* _Exercise_
Say how many lines include the word "Assignment", using only a number.

* _Records to process_

■ ■ ■ ■ ■ ■ ■

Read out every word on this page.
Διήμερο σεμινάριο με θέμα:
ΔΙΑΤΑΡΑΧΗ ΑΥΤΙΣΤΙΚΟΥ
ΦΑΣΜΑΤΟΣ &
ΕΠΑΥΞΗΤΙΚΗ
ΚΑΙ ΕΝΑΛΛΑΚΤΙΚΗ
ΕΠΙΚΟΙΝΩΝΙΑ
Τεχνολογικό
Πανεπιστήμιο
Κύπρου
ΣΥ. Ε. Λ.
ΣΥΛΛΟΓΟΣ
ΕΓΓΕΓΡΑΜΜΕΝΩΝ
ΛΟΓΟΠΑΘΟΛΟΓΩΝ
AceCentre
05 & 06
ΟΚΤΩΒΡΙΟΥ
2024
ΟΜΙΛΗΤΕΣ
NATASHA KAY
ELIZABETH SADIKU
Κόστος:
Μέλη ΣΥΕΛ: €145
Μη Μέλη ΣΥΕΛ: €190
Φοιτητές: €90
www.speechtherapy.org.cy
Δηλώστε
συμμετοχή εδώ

■ ■ ■ ■ ■ ■ ■

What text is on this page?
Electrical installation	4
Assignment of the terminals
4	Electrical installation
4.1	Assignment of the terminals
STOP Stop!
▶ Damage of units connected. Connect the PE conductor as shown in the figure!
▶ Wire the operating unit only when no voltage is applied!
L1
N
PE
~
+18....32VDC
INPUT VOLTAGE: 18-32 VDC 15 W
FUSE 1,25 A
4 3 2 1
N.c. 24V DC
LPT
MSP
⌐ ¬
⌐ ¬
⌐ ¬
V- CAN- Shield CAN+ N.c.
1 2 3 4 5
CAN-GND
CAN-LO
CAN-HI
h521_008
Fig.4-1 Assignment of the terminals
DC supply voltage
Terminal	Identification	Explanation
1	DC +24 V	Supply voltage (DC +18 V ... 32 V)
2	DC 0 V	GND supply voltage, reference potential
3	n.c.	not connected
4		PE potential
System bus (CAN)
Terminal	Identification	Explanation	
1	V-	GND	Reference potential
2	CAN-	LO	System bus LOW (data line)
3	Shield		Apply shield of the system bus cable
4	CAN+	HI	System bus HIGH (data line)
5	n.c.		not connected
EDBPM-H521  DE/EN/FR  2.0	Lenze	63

■ ■ ■ ■ ■ ■ ■

* _Exercise solution_
3